* [SHORT PROBLEM]:
Every line of the material is to be repeated exactly as it stands.

* [Data records]:
####

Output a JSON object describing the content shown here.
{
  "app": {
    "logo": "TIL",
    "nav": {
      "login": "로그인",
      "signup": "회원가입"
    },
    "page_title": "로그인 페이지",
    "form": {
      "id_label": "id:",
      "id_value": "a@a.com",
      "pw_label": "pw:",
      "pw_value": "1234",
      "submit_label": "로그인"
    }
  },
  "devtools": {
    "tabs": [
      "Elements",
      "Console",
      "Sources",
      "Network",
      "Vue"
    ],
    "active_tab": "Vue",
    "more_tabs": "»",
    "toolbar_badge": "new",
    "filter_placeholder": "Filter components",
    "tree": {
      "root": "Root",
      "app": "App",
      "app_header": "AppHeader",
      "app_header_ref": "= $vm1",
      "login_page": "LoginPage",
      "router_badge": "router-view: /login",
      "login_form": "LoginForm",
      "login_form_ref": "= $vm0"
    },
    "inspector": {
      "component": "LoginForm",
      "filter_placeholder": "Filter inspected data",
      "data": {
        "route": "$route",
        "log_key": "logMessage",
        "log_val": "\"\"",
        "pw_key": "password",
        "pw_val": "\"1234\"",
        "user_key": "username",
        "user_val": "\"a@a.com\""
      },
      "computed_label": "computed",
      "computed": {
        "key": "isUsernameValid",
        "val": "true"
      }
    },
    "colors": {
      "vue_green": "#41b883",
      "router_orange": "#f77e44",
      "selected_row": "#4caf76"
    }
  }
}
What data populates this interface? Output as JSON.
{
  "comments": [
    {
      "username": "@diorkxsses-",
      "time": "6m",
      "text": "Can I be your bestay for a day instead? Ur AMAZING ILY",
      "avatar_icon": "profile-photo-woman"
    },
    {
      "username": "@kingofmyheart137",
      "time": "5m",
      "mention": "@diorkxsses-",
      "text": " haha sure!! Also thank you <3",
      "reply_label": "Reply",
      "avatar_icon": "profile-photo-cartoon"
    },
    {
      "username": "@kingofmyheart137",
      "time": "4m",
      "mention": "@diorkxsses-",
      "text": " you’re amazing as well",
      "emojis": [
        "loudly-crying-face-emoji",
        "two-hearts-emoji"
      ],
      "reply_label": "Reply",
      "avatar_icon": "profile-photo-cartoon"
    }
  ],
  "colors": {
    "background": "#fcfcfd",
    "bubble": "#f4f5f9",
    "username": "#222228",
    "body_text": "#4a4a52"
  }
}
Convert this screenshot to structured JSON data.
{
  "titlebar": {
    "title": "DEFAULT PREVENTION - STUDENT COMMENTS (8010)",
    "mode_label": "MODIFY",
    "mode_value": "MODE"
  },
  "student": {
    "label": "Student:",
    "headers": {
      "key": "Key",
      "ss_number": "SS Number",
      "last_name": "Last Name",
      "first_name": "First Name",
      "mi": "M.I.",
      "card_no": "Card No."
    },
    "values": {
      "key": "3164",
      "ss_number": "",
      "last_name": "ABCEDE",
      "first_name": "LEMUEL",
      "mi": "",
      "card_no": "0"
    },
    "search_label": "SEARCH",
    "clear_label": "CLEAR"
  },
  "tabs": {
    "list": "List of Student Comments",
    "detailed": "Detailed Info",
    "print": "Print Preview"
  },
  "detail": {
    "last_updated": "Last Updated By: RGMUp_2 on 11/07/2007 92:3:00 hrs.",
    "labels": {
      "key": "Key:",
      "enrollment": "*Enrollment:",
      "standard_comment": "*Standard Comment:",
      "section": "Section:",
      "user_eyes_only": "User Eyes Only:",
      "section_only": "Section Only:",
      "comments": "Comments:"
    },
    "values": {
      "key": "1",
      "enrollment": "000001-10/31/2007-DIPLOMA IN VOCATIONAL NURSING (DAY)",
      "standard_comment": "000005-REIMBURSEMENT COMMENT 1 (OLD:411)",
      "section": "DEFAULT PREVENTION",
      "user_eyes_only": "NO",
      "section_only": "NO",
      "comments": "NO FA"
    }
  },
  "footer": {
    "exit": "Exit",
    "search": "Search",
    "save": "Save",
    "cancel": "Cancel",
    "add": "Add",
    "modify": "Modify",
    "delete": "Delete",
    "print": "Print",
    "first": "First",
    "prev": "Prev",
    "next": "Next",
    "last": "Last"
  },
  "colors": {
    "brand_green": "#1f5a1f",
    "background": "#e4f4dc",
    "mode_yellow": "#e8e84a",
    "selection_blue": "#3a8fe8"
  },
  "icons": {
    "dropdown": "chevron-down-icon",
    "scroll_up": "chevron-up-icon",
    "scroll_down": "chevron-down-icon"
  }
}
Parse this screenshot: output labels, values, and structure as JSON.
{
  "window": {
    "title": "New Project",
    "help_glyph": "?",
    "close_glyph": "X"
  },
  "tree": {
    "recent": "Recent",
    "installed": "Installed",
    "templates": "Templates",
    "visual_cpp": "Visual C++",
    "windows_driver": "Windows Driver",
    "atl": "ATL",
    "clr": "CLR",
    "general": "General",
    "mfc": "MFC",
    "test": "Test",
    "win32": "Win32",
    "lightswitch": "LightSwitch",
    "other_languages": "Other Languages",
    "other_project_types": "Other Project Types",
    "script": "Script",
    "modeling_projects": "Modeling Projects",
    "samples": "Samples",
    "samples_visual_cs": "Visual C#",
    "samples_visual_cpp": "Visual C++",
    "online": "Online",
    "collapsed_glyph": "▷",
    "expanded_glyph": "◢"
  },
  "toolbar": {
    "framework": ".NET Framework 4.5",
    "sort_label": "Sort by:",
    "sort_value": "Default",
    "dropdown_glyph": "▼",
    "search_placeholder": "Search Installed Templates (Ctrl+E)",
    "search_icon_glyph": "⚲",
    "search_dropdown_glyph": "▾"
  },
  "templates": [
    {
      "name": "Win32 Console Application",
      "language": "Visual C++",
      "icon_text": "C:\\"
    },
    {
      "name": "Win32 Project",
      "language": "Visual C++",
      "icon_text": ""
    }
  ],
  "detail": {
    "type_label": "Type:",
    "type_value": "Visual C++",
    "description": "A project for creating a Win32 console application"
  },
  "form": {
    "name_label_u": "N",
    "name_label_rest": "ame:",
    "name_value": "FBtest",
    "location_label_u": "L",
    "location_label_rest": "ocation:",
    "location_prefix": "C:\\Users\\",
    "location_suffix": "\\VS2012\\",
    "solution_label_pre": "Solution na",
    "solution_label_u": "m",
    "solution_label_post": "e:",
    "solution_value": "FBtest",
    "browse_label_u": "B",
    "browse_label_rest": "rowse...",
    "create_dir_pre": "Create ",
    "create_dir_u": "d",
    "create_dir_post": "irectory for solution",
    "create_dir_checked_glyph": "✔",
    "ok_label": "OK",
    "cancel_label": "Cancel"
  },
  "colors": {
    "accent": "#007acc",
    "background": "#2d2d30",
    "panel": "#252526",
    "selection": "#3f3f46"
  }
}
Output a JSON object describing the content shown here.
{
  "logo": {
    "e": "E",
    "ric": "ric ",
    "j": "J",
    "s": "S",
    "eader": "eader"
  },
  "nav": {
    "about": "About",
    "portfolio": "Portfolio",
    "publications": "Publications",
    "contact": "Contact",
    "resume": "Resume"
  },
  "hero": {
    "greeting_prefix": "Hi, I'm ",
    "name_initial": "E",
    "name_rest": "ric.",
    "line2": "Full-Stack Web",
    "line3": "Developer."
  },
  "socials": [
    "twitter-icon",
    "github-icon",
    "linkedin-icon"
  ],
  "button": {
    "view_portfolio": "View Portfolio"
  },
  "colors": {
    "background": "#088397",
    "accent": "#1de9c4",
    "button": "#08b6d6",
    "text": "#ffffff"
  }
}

####

* [OUTPUT]:
Output a JSON object describing the content shown here.
{
  "app": {
    "logo": "TIL",
    "nav": {
      "login": "로그인",
      "signup": "회원가입"
    },
    "page_title": "로그인 페이지",
    "form": {
      "id_label": "id:",
      "id_value": "a@a.com",
      "pw_label": "pw:",
      "pw_value": "1234",
      "submit_label": "로그인"
    }
  },
  "devtools": {
    "tabs": [
      "Elements",
      "Console",
      "Sources",
      "Network",
      "Vue"
    ],
    "active_tab": "Vue",
    "more_tabs": "»",
    "toolbar_badge": "new",
    "filter_placeholder": "Filter components",
    "tree": {
      "root": "Root",
      "app": "App",
      "app_header": "AppHeader",
      "app_header_ref": "= $vm1",
      "login_page": "LoginPage",
      "router_badge": "router-view: /login",
      "login_form": "LoginForm",
      "login_form_ref": "= $vm0"
    },
    "inspector": {
      "component": "LoginForm",
      "filter_placeholder": "Filter inspected data",
      "data": {
        "route": "$route",
        "log_key": "logMessage",
        "log_val": "\"\"",
        "pw_key": "password",
        "pw_val": "\"1234\"",
        "user_key": "username",
        "user_val": "\"a@a.com\""
      },
      "computed_label": "computed",
      "computed": {
        "key": "isUsernameValid",
        "val": "true"
      }
    },
    "colors": {
      "vue_green": "#41b883",
      "router_orange": "#f77e44",
      "selected_row": "#4caf76"
    }
  }
}
What data populates this interface? Output as JSON.
{
  "comments": [
    {
      "username": "@diorkxsses-",
      "time": "6m",
      "text": "Can I be your bestay for a day instead? Ur AMAZING ILY",
      "avatar_icon": "profile-photo-woman"
    },
    {
      "username": "@kingofmyheart137",
      "time": "5m",
      "mention": "@diorkxsses-",
      "text": " haha sure!! Also thank you <3",
      "reply_label": "Reply",
      "avatar_icon": "profile-photo-cartoon"
    },
    {
      "username": "@kingofmyheart137",
      "time": "4m",
      "mention": "@diorkxsses-",
      "text": " you’re amazing as well",
      "emojis": [
        "loudly-crying-face-emoji",
        "two-hearts-emoji"
      ],
      "reply_label": "Reply",
      "avatar_icon": "profile-photo-cartoon"
    }
  ],
  "colors": {
    "background": "#fcfcfd",
    "bubble": "#f4f5f9",
    "username": "#222228",
    "body_text": "#4a4a52"
  }
}
Convert this screenshot to structured JSON data.
{
  "titlebar": {
    "title": "DEFAULT PREVENTION - STUDENT COMMENTS (8010)",
    "mode_label": "MODIFY",
    "mode_value": "MODE"
  },
  "student": {
    "label": "Student:",
    "headers": {
      "key": "Key",
      "ss_number": "SS Number",
      "last_name": "Last Name",
      "first_name": "First Name",
      "mi": "M.I.",
      "card_no": "Card No."
    },
    "values": {
      "key": "3164",
      "ss_number": "",
      "last_name": "ABCEDE",
      "first_name": "LEMUEL",
      "mi": "",
      "card_no": "0"
    },
    "search_label": "SEARCH",
    "clear_label": "CLEAR"
  },
  "tabs": {
    "list": "List of Student Comments",
    "detailed": "Detailed Info",
    "print": "Print Preview"
  },
  "detail": {
    "last_updated": "Last Updated By: RGMUp_2 on 11/07/2007 92:3:00 hrs.",
    "labels": {
      "key": "Key:",
      "enrollment": "*Enrollment:",
      "standard_comment": "*Standard Comment:",
      "section": "Section:",
      "user_eyes_only": "User Eyes Only:",
      "section_only": "Section Only:",
      "comments": "Comments:"
    },
    "values": {
      "key": "1",
      "enrollment": "000001-10/31/2007-DIPLOMA IN VOCATIONAL NURSING (DAY)",
      "standard_comment": "000005-REIMBURSEMENT COMMENT 1 (OLD:411)",
      "section": "DEFAULT PREVENTION",
      "user_eyes_only": "NO",
      "section_only": "NO",
      "comments": "NO FA"
    }
  },
  "footer": {
    "exit": "Exit",
    "search": "Search",
    "save": "Save",
    "cancel": "Cancel",
    "add": "Add",
    "modify": "Modify",
    "delete": "Delete",
    "print": "Print",
    "first": "First",
    "prev": "Prev",
    "next": "Next",
    "last": "Last"
  },
  "colors": {
    "brand_green": "#1f5a1f",
    "background": "#e4f4dc",
    "mode_yellow": "#e8e84a",
    "selection_blue": "#3a8fe8"
  },
  "icons": {
    "dropdown": "chevron-down-icon",
    "scroll_up": "chevron-up-icon",
    "scroll_down": "chevron-down-icon"
  }
}
Parse this screenshot: output labels, values, and structure as JSON.
{
  "window": {
    "title": "New Project",
    "help_glyph": "?",
    "close_glyph": "X"
  },
  "tree": {
    "recent": "Recent",
    "installed": "Installed",
    "templates": "Templates",
    "visual_cpp": "Visual C++",
    "windows_driver": "Windows Driver",
    "atl": "ATL",
    "clr": "CLR",
    "general": "General",
    "mfc": "MFC",
    "test": "Test",
    "win32": "Win32",
    "lightswitch": "LightSwitch",
    "other_languages": "Other Languages",
    "other_project_types": "Other Project Types",
    "script": "Script",
    "modeling_projects": "Modeling Projects",
    "samples": "Samples",
    "samples_visual_cs": "Visual C#",
    "samples_visual_cpp": "Visual C++",
    "online": "Online",
    "collapsed_glyph": "▷",
    "expanded_glyph": "◢"
  },
  "toolbar": {
    "framework": ".NET Framework 4.5",
    "sort_label": "Sort by:",
    "sort_value": "Default",
    "dropdown_glyph": "▼",
    "search_placeholder": "Search Installed Templates (Ctrl+E)",
    "search_icon_glyph": "⚲",
    "search_dropdown_glyph": "▾"
  },
  "templates": [
    {
      "name": "Win32 Console Application",
      "language": "Visual C++",
      "icon_text": "C:\\"
    },
    {
      "name": "Win32 Project",
      "language": "Visual C++",
      "icon_text": ""
    }
  ],
  "detail": {
    "type_label": "Type:",
    "type_value": "Visual C++",
    "description": "A project for creating a Win32 console application"
  },
  "form": {
    "name_label_u": "N",
    "name_label_rest": "ame:",
    "name_value": "FBtest",
    "location_label_u": "L",
    "location_label_rest": "ocation:",
    "location_prefix": "C:\\Users\\",
    "location_suffix": "\\VS2012\\",
    "solution_label_pre": "Solution na",
    "solution_label_u": "m",
    "solution_label_post": "e:",
    "solution_value": "FBtest",
    "browse_label_u": "B",
    "browse_label_rest": "rowse...",
    "create_dir_pre": "Create ",
    "create_dir_u": "d",
    "create_dir_post": "irectory for solution",
    "create_dir_checked_glyph": "✔",
    "ok_label": "OK",
    "cancel_label": "Cancel"
  },
  "colors": {
    "accent": "#007acc",
    "background": "#2d2d30",
    "panel": "#252526",
    "selection": "#3f3f46"
  }
}
Output a JSON object describing the content shown here.
{
  "logo": {
    "e": "E",
    "ric": "ric ",
    "j": "J",
    "s": "S",
    "eader": "eader"
  },
  "nav": {
    "about": "About",
    "portfolio": "Portfolio",
    "publications": "Publications",
    "contact": "Contact",
    "resume": "Resume"
  },
  "hero": {
    "greeting_prefix": "Hi, I'm ",
    "name_initial": "E",
    "name_rest": "ric.",
    "line2": "Full-Stack Web",
    "line3": "Developer."
  },
  "socials": [
    "twitter-icon",
    "github-icon",
    "linkedin-icon"
  ],
  "button": {
    "view_portfolio": "View Portfolio"
  },
  "colors": {
    "background": "#088397",
    "accent": "#1de9c4",
    "button": "#08b6d6",
    "text": "#ffffff"
  }
}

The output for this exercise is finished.